## What you will do
Below is a listing; reproduce each line of it exactly.

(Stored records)
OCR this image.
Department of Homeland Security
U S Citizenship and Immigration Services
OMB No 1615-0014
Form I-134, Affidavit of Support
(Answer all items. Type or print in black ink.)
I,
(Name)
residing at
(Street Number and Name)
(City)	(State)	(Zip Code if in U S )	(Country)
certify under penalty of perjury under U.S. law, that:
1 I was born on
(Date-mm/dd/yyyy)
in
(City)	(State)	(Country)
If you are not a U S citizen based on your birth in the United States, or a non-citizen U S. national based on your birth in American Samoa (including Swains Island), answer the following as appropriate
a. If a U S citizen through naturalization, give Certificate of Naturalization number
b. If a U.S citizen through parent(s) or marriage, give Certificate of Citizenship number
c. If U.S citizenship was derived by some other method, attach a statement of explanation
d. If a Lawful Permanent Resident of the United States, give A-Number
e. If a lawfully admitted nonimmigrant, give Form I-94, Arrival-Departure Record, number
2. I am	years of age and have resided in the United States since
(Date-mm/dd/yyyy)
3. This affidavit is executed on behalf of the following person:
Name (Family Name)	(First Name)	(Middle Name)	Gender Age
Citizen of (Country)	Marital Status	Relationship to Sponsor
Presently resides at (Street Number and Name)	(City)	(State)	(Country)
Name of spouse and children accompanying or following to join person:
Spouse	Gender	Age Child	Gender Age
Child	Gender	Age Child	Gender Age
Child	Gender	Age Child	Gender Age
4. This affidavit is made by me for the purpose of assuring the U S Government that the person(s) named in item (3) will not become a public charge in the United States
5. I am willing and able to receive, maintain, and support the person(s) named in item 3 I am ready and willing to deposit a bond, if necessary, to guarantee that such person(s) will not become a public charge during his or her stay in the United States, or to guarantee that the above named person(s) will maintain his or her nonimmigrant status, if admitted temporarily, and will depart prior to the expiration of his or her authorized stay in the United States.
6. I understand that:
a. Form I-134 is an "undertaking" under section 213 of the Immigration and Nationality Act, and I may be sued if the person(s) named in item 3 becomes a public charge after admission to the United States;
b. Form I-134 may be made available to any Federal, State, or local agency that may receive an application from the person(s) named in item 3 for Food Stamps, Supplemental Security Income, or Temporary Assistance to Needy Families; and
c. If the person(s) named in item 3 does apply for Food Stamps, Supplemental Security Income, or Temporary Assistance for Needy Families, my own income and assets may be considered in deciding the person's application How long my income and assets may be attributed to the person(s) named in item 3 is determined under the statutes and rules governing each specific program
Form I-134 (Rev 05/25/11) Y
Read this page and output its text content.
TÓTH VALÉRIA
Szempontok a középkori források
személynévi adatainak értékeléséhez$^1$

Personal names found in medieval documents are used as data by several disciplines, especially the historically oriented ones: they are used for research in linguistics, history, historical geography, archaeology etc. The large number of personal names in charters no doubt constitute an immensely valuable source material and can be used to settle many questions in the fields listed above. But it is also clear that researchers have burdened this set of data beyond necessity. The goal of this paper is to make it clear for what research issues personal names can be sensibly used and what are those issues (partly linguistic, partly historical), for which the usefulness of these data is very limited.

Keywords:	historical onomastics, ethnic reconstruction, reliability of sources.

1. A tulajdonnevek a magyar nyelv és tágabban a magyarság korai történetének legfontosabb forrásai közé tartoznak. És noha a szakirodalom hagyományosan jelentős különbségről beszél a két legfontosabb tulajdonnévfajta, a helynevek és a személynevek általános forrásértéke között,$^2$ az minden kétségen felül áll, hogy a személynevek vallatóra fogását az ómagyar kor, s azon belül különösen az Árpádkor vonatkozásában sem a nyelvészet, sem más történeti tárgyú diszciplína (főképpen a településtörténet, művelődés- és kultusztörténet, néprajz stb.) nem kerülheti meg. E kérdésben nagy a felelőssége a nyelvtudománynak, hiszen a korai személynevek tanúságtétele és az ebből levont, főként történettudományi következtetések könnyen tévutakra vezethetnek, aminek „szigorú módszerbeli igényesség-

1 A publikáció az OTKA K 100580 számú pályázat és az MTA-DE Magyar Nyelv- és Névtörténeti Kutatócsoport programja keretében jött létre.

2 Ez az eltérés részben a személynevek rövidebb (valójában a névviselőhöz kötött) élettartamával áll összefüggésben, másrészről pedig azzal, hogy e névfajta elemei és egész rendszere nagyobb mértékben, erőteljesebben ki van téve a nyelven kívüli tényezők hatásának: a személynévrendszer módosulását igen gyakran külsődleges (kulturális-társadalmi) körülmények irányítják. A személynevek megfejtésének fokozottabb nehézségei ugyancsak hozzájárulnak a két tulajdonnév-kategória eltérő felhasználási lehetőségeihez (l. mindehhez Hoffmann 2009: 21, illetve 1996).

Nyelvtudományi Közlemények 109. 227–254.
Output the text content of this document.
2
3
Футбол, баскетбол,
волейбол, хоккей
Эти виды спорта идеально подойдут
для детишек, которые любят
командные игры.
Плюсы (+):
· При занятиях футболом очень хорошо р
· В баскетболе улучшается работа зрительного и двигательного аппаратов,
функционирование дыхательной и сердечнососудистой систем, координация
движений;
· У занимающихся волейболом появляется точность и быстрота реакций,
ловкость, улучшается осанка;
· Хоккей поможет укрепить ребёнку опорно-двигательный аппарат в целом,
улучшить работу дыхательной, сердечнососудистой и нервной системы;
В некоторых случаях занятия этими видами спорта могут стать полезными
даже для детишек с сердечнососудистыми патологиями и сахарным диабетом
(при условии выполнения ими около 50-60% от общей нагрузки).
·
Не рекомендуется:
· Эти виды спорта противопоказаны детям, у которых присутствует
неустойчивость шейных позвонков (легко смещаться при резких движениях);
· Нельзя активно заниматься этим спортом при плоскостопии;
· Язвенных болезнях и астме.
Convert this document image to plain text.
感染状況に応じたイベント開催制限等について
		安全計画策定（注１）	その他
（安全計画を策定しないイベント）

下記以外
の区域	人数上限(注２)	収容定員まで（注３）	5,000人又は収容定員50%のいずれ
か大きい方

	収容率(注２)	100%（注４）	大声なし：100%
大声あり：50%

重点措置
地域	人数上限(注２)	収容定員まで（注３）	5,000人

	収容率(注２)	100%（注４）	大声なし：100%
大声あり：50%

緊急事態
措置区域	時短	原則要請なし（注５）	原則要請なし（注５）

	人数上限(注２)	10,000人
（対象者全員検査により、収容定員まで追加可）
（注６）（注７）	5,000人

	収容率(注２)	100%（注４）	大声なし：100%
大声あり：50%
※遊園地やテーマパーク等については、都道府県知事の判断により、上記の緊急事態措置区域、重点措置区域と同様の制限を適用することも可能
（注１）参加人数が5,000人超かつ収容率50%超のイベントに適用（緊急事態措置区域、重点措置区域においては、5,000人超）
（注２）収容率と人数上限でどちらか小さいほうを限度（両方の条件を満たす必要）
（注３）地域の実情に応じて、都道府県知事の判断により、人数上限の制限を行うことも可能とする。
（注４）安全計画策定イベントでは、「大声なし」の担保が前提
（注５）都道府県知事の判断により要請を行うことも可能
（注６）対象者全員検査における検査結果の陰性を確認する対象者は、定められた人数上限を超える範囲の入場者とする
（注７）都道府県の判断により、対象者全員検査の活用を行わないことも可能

## Task response
OCR this image.
Department of Homeland Security
U S Citizenship and Immigration Services
OMB No 1615-0014
Form I-134, Affidavit of Support
(Answer all items. Type or print in black ink.)
I,
(Name)
residing at
(Street Number and Name)
(City)	(State)	(Zip Code if in U S )	(Country)
certify under penalty of perjury under U.S. law, that:
1 I was born on
(Date-mm/dd/yyyy)
in
(City)	(State)	(Country)
If you are not a U S citizen based on your birth in the United States, or a non-citizen U S. national based on your birth in American Samoa (including Swains Island), answer the following as appropriate
a. If a U S citizen through naturalization, give Certificate of Naturalization number
b. If a U.S citizen through parent(s) or marriage, give Certificate of Citizenship number
c. If U.S citizenship was derived by some other method, attach a statement of explanation
d. If a Lawful Permanent Resident of the United States, give A-Number
e. If a lawfully admitted nonimmigrant, give Form I-94, Arrival-Departure Record, number
2. I am	years of age and have resided in the United States since
(Date-mm/dd/yyyy)
3. This affidavit is executed on behalf of the following person:
Name (Family Name)	(First Name)	(Middle Name)	Gender Age
Citizen of (Country)	Marital Status	Relationship to Sponsor
Presently resides at (Street Number and Name)	(City)	(State)	(Country)
Name of spouse and children accompanying or following to join person:
Spouse	Gender	Age Child	Gender Age
Child	Gender	Age Child	Gender Age
Child	Gender	Age Child	Gender Age
4. This affidavit is made by me for the purpose of assuring the U S Government that the person(s) named in item (3) will not become a public charge in the United States
5. I am willing and able to receive, maintain, and support the person(s) named in item 3 I am ready and willing to deposit a bond, if necessary, to guarantee that such person(s) will not become a public charge during his or her stay in the United States, or to guarantee that the above named person(s) will maintain his or her nonimmigrant status, if admitted temporarily, and will depart prior to the expiration of his or her authorized stay in the United States.
6. I understand that:
a. Form I-134 is an "undertaking" under section 213 of the Immigration and Nationality Act, and I may be sued if the person(s) named in item 3 becomes a public charge after admission to the United States;
b. Form I-134 may be made available to any Federal, State, or local agency that may receive an application from the person(s) named in item 3 for Food Stamps, Supplemental Security Income, or Temporary Assistance to Needy Families; and
c. If the person(s) named in item 3 does apply for Food Stamps, Supplemental Security Income, or Temporary Assistance for Needy Families, my own income and assets may be considered in deciding the person's application How long my income and assets may be attributed to the person(s) named in item 3 is determined under the statutes and rules governing each specific program
Form I-134 (Rev 05/25/11) Y
Read this page and output its text content.
TÓTH VALÉRIA
Szempontok a középkori források
személynévi adatainak értékeléséhez$^1$

Personal names found in medieval documents are used as data by several disciplines, especially the historically oriented ones: they are used for research in linguistics, history, historical geography, archaeology etc. The large number of personal names in charters no doubt constitute an immensely valuable source material and can be used to settle many questions in the fields listed above. But it is also clear that researchers have burdened this set of data beyond necessity. The goal of this paper is to make it clear for what research issues personal names can be sensibly used and what are those issues (partly linguistic, partly historical), for which the usefulness of these data is very limited.

Keywords:	historical onomastics, ethnic reconstruction, reliability of sources.

1. A tulajdonnevek a magyar nyelv és tágabban a magyarság korai történetének legfontosabb forrásai közé tartoznak. És noha a szakirodalom hagyományosan jelentős különbségről beszél a két legfontosabb tulajdonnévfajta, a helynevek és a személynevek általános forrásértéke között,$^2$ az minden kétségen felül áll, hogy a személynevek vallatóra fogását az ómagyar kor, s azon belül különösen az Árpádkor vonatkozásában sem a nyelvészet, sem más történeti tárgyú diszciplína (főképpen a településtörténet, művelődés- és kultusztörténet, néprajz stb.) nem kerülheti meg. E kérdésben nagy a felelőssége a nyelvtudománynak, hiszen a korai személynevek tanúságtétele és az ebből levont, főként történettudományi következtetések könnyen tévutakra vezethetnek, aminek „szigorú módszerbeli igényesség-

1 A publikáció az OTKA K 100580 számú pályázat és az MTA-DE Magyar Nyelv- és Névtörténeti Kutatócsoport programja keretében jött létre.

2 Ez az eltérés részben a személynevek rövidebb (valójában a névviselőhöz kötött) élettartamával áll összefüggésben, másrészről pedig azzal, hogy e névfajta elemei és egész rendszere nagyobb mértékben, erőteljesebben ki van téve a nyelven kívüli tényezők hatásának: a személynévrendszer módosulását igen gyakran külsődleges (kulturális-társadalmi) körülmények irányítják. A személynevek megfejtésének fokozottabb nehézségei ugyancsak hozzájárulnak a két tulajdonnév-kategória eltérő felhasználási lehetőségeihez (l. mindehhez Hoffmann 2009: 21, illetve 1996).

Nyelvtudományi Közlemények 109. 227–254.
Output the text content of this document.
2
3
Футбол, баскетбол,
волейбол, хоккей
Эти виды спорта идеально подойдут
для детишек, которые любят
командные игры.
Плюсы (+):
· При занятиях футболом очень хорошо р
· В баскетболе улучшается работа зрительного и двигательного аппаратов,
функционирование дыхательной и сердечнососудистой систем, координация
движений;
· У занимающихся волейболом появляется точность и быстрота реакций,
ловкость, улучшается осанка;
· Хоккей поможет укрепить ребёнку опорно-двигательный аппарат в целом,
улучшить работу дыхательной, сердечнососудистой и нервной системы;
В некоторых случаях занятия этими видами спорта могут стать полезными
даже для детишек с сердечнососудистыми патологиями и сахарным диабетом
(при условии выполнения ими около 50-60% от общей нагрузки).
·
Не рекомендуется:
· Эти виды спорта противопоказаны детям, у которых присутствует
неустойчивость шейных позвонков (легко смещаться при резких движениях);
· Нельзя активно заниматься этим спортом при плоскостопии;
· Язвенных болезнях и астме.
Convert this document image to plain text.
感染状況に応じたイベント開催制限等について
		安全計画策定（注１）	その他
（安全計画を策定しないイベント）

下記以外
の区域	人数上限(注２)	収容定員まで（注３）	5,000人又は収容定員50%のいずれ
か大きい方

	収容率(注２)	100%（注４）	大声なし：100%
大声あり：50%

重点措置
地域	人数上限(注２)	収容定員まで（注３）	5,000人

	収容率(注２)	100%（注４）	大声なし：100%
大声あり：50%

緊急事態
措置区域	時短	原則要請なし（注５）	原則要請なし（注５）

	人数上限(注２)	10,000人
（対象者全員検査により、収容定員まで追加可）
（注６）（注７）	5,000人

	収容率(注２)	100%（注４）	大声なし：100%
大声あり：50%
※遊園地やテーマパーク等については、都道府県知事の判断により、上記の緊急事態措置区域、重点措置区域と同様の制限を適用することも可能
（注１）参加人数が5,000人超かつ収容率50%超のイベントに適用（緊急事態措置区域、重点措置区域においては、5,000人超）
（注２）収容率と人数上限でどちらか小さいほうを限度（両方の条件を満たす必要）
（注３）地域の実情に応じて、都道府県知事の判断により、人数上限の制限を行うことも可能とする。
（注４）安全計画策定イベントでは、「大声なし」の担保が前提
（注５）都道府県知事の判断により要請を行うことも可能
（注６）対象者全員検査における検査結果の陰性を確認する対象者は、定められた人数上限を超える範囲の入場者とする
（注７）都道府県の判断により、対象者全員検査の活用を行わないことも可能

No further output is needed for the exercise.